● **Provided records**
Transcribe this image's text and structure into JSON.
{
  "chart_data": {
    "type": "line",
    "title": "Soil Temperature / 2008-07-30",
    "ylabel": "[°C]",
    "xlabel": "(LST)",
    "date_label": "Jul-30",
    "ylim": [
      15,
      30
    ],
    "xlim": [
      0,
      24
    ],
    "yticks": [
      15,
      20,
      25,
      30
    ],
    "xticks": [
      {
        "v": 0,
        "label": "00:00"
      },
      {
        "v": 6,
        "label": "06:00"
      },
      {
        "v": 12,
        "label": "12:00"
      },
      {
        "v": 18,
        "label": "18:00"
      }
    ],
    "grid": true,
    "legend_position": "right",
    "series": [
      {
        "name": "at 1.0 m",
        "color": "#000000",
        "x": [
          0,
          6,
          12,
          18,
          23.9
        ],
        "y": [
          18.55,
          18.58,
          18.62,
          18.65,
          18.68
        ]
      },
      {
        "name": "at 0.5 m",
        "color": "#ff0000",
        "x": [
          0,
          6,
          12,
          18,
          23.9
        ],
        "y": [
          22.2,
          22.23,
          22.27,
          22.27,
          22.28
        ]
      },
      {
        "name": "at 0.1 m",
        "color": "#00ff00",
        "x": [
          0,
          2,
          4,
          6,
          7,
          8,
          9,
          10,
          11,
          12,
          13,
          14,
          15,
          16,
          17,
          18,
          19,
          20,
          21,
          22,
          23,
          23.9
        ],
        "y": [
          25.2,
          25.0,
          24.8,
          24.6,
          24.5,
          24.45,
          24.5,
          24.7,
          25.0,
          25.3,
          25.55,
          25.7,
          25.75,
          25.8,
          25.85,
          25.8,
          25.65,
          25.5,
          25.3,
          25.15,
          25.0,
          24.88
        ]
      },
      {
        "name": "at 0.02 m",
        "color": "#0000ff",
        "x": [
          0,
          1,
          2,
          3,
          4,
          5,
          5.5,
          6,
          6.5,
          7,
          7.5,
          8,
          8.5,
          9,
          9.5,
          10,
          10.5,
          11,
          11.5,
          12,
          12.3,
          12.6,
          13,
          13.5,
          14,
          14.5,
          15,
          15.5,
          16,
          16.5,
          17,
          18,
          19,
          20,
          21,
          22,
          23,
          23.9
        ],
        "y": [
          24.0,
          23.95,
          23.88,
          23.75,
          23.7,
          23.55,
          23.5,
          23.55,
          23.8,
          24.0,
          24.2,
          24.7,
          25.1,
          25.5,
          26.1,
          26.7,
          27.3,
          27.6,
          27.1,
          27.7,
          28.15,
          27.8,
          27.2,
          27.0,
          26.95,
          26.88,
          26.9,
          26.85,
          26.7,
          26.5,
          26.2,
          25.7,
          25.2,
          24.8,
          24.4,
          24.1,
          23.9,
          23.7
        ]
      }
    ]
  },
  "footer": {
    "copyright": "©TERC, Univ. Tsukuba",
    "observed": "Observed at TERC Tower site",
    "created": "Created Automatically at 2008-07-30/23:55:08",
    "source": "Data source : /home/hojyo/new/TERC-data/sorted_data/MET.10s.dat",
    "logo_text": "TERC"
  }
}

● **Exercise description**
Each record should come back exactly as written.

● **Correct response**
Transcribe this image's text and structure into JSON.
{
  "chart_data": {
    "type": "line",
    "title": "Soil Temperature / 2008-07-30",
    "ylabel": "[°C]",
    "xlabel": "(LST)",
    "date_label": "Jul-30",
    "ylim": [
      15,
      30
    ],
    "xlim": [
      0,
      24
    ],
    "yticks": [
      15,
      20,
      25,
      30
    ],
    "xticks": [
      {
        "v": 0,
        "label": "00:00"
      },
      {
        "v": 6,
        "label": "06:00"
      },
      {
        "v": 12,
        "label": "12:00"
      },
      {
        "v": 18,
        "label": "18:00"
      }
    ],
    "grid": true,
    "legend_position": "right",
    "series": [
      {
        "name": "at 1.0 m",
        "color": "#000000",
        "x": [
          0,
          6,
          12,
          18,
          23.9
        ],
        "y": [
          18.55,
          18.58,
          18.62,
          18.65,
          18.68
        ]
      },
      {
        "name": "at 0.5 m",
        "color": "#ff0000",
        "x": [
          0,
          6,
          12,
          18,
          23.9
        ],
        "y": [
          22.2,
          22.23,
          22.27,
          22.27,
          22.28
        ]
      },
      {
        "name": "at 0.1 m",
        "color": "#00ff00",
        "x": [
          0,
          2,
          4,
          6,
          7,
          8,
          9,
          10,
          11,
          12,
          13,
          14,
          15,
          16,
          17,
          18,
          19,
          20,
          21,
          22,
          23,
          23.9
        ],
        "y": [
          25.2,
          25.0,
          24.8,
          24.6,
          24.5,
          24.45,
          24.5,
          24.7,
          25.0,
          25.3,
          25.55,
          25.7,
          25.75,
          25.8,
          25.85,
          25.8,
          25.65,
          25.5,
          25.3,
          25.15,
          25.0,
          24.88
        ]
      },
      {
        "name": "at 0.02 m",
        "color": "#0000ff",
        "x": [
          0,
          1,
          2,
          3,
          4,
          5,
          5.5,
          6,
          6.5,
          7,
          7.5,
          8,
          8.5,
          9,
          9.5,
          10,
          10.5,
          11,
          11.5,
          12,
          12.3,
          12.6,
          13,
          13.5,
          14,
          14.5,
          15,
          15.5,
          16,
          16.5,
          17,
          18,
          19,
          20,
          21,
          22,
          23,
          23.9
        ],
        "y": [
          24.0,
          23.95,
          23.88,
          23.75,
          23.7,
          23.55,
          23.5,
          23.55,
          23.8,
          24.0,
          24.2,
          24.7,
          25.1,
          25.5,
          26.1,
          26.7,
          27.3,
          27.6,
          27.1,
          27.7,
          28.15,
          27.8,
          27.2,
          27.0,
          26.95,
          26.88,
          26.9,
          26.85,
          26.7,
          26.5,
          26.2,
          25.7,
          25.2,
          24.8,
          24.4,
          24.1,
          23.9,
          23.7
        ]
      }
    ]
  },
  "footer": {
    "copyright": "©TERC, Univ. Tsukuba",
    "observed": "Observed at TERC Tower site",
    "created": "Created Automatically at 2008-07-30/23:55:08",
    "source": "Data source : /home/hojyo/new/TERC-data/sorted_data/MET.10s.dat",
    "logo_text": "TERC"
  }
}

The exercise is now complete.